◆ **WHAT IS NEEDED**
Examine the material below. Gather every line in which the string "color" appears.

◆ **RAW DATA**
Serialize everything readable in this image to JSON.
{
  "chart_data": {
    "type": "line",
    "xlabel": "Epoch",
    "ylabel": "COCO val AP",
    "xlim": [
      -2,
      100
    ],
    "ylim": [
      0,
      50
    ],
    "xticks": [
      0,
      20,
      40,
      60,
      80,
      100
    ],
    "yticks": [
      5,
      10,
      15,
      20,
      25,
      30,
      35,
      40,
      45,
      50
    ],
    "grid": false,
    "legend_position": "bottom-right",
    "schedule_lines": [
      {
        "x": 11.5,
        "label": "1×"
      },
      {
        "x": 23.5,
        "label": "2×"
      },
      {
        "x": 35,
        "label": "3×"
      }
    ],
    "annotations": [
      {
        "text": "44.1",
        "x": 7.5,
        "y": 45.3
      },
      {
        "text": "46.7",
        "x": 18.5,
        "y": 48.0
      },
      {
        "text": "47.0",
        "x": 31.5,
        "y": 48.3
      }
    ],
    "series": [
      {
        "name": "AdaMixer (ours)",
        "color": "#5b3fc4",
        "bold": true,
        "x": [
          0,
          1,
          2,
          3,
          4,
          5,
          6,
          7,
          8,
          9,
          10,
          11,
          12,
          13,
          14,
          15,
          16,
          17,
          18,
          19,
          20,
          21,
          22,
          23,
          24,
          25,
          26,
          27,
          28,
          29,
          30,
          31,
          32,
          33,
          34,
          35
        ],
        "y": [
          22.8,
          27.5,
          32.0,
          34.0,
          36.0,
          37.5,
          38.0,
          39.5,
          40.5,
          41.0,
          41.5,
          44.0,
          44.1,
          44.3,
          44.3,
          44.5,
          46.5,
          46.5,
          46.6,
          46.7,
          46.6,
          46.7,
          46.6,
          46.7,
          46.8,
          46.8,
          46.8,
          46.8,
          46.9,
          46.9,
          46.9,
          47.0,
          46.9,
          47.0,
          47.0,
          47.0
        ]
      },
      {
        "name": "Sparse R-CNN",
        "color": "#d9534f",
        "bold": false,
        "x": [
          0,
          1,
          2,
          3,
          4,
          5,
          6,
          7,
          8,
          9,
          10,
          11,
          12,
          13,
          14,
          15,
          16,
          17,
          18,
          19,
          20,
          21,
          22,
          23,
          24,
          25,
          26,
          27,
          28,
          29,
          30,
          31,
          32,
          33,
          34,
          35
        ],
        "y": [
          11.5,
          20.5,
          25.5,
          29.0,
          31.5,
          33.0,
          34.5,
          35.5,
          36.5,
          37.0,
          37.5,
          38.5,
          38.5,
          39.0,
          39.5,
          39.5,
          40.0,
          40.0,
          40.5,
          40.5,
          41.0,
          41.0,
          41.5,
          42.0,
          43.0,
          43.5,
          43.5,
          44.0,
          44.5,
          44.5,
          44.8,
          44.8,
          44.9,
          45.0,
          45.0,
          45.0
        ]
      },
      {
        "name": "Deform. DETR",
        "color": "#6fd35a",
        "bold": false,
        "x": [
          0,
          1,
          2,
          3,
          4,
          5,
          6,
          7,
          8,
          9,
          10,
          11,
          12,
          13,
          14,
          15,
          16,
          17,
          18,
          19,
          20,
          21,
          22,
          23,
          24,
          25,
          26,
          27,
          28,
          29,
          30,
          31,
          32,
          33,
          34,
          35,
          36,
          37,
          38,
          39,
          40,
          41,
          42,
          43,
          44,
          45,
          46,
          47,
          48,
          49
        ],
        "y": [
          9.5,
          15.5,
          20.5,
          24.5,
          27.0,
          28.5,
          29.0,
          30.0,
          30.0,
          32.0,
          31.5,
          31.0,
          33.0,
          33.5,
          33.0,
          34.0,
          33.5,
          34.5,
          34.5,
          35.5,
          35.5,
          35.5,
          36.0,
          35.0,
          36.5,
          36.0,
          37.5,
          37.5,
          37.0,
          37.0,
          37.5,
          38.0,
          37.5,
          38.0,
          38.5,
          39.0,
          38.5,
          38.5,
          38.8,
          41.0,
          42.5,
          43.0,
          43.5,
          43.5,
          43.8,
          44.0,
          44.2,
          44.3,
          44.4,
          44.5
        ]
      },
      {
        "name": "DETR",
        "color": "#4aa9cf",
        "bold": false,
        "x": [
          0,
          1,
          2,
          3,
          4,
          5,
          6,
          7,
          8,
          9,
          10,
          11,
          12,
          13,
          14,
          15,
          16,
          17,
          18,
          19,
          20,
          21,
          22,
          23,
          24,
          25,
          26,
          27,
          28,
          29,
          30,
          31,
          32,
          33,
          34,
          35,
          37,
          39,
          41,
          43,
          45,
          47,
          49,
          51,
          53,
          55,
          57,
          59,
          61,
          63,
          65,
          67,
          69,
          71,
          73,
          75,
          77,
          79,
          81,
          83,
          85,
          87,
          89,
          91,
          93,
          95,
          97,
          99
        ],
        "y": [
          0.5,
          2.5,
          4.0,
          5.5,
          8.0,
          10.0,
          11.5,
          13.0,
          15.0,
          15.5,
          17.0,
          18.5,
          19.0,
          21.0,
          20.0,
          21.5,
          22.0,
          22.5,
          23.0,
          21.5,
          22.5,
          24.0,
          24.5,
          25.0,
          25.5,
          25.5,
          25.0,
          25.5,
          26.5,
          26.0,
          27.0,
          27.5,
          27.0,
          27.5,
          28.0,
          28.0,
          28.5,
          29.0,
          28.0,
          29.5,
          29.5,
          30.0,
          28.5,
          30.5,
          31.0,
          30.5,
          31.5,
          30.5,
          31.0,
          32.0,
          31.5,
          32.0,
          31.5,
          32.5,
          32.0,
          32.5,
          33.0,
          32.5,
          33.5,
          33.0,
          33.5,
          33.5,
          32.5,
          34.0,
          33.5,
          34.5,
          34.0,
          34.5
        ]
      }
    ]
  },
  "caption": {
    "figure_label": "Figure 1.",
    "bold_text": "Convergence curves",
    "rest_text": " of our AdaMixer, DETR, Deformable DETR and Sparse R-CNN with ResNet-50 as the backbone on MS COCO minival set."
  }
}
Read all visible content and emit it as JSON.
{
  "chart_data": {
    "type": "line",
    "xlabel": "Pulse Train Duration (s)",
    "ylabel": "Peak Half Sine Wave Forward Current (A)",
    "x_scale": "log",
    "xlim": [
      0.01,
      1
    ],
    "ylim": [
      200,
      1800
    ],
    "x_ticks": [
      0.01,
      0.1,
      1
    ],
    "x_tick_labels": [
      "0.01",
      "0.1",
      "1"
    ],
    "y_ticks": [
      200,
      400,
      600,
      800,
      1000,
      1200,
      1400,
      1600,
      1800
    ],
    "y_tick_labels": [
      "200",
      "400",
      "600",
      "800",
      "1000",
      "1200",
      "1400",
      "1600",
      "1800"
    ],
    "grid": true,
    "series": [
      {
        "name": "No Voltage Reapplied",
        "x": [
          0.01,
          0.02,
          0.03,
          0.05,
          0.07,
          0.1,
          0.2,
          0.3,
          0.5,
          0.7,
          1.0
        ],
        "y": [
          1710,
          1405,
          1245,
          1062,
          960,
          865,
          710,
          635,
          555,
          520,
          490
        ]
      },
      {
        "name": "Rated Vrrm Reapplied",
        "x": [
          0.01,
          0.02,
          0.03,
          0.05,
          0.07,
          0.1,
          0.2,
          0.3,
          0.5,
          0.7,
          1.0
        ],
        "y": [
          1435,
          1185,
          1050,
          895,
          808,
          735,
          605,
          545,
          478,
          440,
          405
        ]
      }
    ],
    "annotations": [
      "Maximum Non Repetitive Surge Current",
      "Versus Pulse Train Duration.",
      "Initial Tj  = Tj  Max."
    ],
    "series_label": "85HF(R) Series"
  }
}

◆ **SOLVED EXERCISE**
        "color": "#5b3fc4",
        "color": "#d9534f",
        "color": "#6fd35a",
        "color": "#4aa9cf",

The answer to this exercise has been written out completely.